- CHALLENGE A -
Identify each line of the records that contains the string "swatch", and copy those lines.

- EXCERPTED TEXT -
JupyterHub brings the power of notebooks to groups of users. It gives users access to computational environments and resources without burdening the users with installation and maintenance tasks. Students, researchers, and data scientists can get their work done in their workspaces on shared resources, that can be managed efficiently by system administrators.
To learn how to create a JupyterHub setup using a Kubernetes cluster, go to https://zero-to-jupyterhub.readthedocs.io/en/latest/.
Load Testing Approach
Running load tests on JupyterHub requires a unique approach. This tool differs significantly in the way it works as compared to a regular web application. Further, a modern authentication mechanism severely limits the options available to run seamless end-to-end tests.
Load Testing Tool
We use k6.io to perform load testing on Refactored in the JupyterHub environment.
k6.io is a developer-centric, free, and open-source load testing tool built to ensure an effective and intuitive performance testing experience.
JupyterHub Testing
To start load testing the JupyterHub environment, we need to take care of the end-to-end flow. This includes the server configurations, login/authentication, serving notebooks, etc.

- CHALLENGE B -
Print the JupyterHub passage above from "JupyterHub brings the" up to and including "by system administrators.".

- EXERCISE DATA -
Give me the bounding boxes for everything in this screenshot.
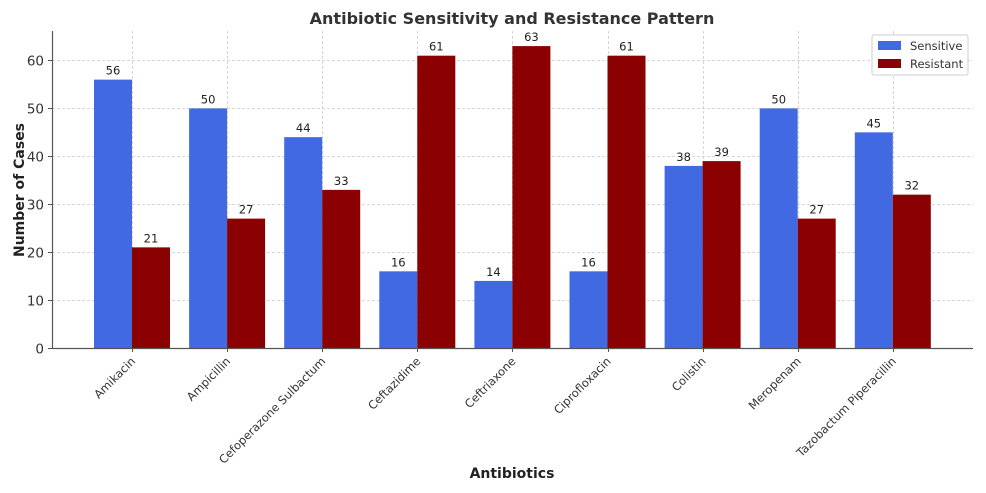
chart-title: Antibiotic Sensitivity and Resistance Pa… bbox=[310, 9, 715, 28]
bar-resistant bbox=[512, 46, 551, 348]
data-label: 16 bbox=[581, 255, 596, 269]
x-tick-label: Meropenam bbox=[746, 354, 804, 412]
legend-swatch-sensitive bbox=[878, 41, 901, 50]
y-tick-label: 50 bbox=[27, 102, 44, 118]
legend-swatch-resistant bbox=[878, 59, 901, 68]
x-tick-label: Cefoperazone Sulbactum bbox=[216, 354, 328, 466]
legend-label-sensitive: Sensitive bbox=[910, 39, 962, 53]
y-tick-label: 60 bbox=[27, 54, 44, 70]
data-label: 39 bbox=[714, 145, 729, 159]
bar-resistant bbox=[322, 189, 361, 348]
bar-resistant bbox=[227, 218, 266, 348]
bar-sensitive bbox=[759, 108, 798, 349]
data-label: 27 bbox=[809, 203, 824, 217]
bar-resistant bbox=[132, 247, 170, 348]
data-label: 21 bbox=[144, 231, 159, 245]
bar-sensitive bbox=[569, 271, 608, 348]
data-label: 56 bbox=[106, 64, 121, 78]
x-tick-label: Ceftriaxone bbox=[462, 354, 519, 411]
x-tick-label: Colistin bbox=[669, 354, 709, 394]
y-tick-label: 0 bbox=[35, 342, 44, 358]
data-label: 16 bbox=[391, 255, 406, 269]
bar-sensitive bbox=[474, 280, 513, 348]
y-axis-label: Number of Cases bbox=[12, 123, 28, 257]
data-label: 45 bbox=[866, 116, 881, 130]
x-axis-label: Antibiotics bbox=[470, 466, 555, 482]
y-ticks: 0 10 20 30 40 50 60 bbox=[27, 54, 52, 358]
data-label: 27 bbox=[239, 203, 254, 217]
bar-sensitive bbox=[854, 132, 893, 348]
y-tick-label: 30 bbox=[27, 198, 44, 214]
bar-resistant bbox=[607, 55, 646, 349]
data-label: 38 bbox=[676, 150, 691, 164]
data-label: 32 bbox=[904, 179, 919, 193]
bar-resistant bbox=[797, 218, 836, 348]
data-label: 50 bbox=[201, 92, 216, 106]
x-tick-label: Tazobactum Piperacillin bbox=[793, 354, 899, 460]
data-label: 61 bbox=[619, 40, 634, 54]
data-label: 63 bbox=[524, 30, 539, 44]
data-label: 33 bbox=[334, 174, 349, 188]
bar-resistant bbox=[702, 161, 741, 348]
bar-sensitive bbox=[284, 137, 323, 348]
x-tick-label: Amikacin bbox=[91, 354, 138, 401]
data-label: 14 bbox=[486, 265, 501, 279]
data-labels: 56 21 50 27 44 33 16 61 14 63 16 61 38 39 50 27 45 32 bbox=[106, 30, 919, 279]
y-tick-label: 20 bbox=[27, 246, 44, 262]
bar-sensitive bbox=[189, 108, 228, 349]
bar-sensitive bbox=[664, 165, 703, 348]
bars bbox=[94, 46, 931, 349]
bar-resistant bbox=[892, 194, 931, 348]
y-tick-label: 10 bbox=[27, 294, 44, 310]
data-label: 61 bbox=[429, 40, 444, 54]
legend: Sensitive Resistant bbox=[871, 34, 969, 76]
x-tick-label: Ciprofloxacin bbox=[551, 354, 614, 417]
data-label: 44 bbox=[296, 121, 311, 135]
y-tick-label: 40 bbox=[27, 150, 44, 166]
bar-sensitive bbox=[379, 271, 418, 348]
x-tick-label: Ceftazidime bbox=[365, 354, 423, 412]
x-tick-label: Ampicillin bbox=[184, 354, 233, 403]
bar-sensitive bbox=[94, 79, 132, 349]
bar-resistant bbox=[417, 55, 456, 349]
legend-label-resistant: Resistant bbox=[910, 57, 964, 71]
data-label: 50 bbox=[771, 92, 786, 106]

- ANSWER A -
legend-swatch-sensitive bbox=[878, 41, 901, 50]
legend-swatch-resistant bbox=[878, 59, 901, 68]

- ANSWER B -
JupyterHub brings the power of notebooks to groups of users. It gives users access to computational environments and resources without burdening the users with installation and maintenance tasks. Students, researchers, and data scientists can get their work done in their workspaces on shared resources, that can be managed efficiently by system administrators.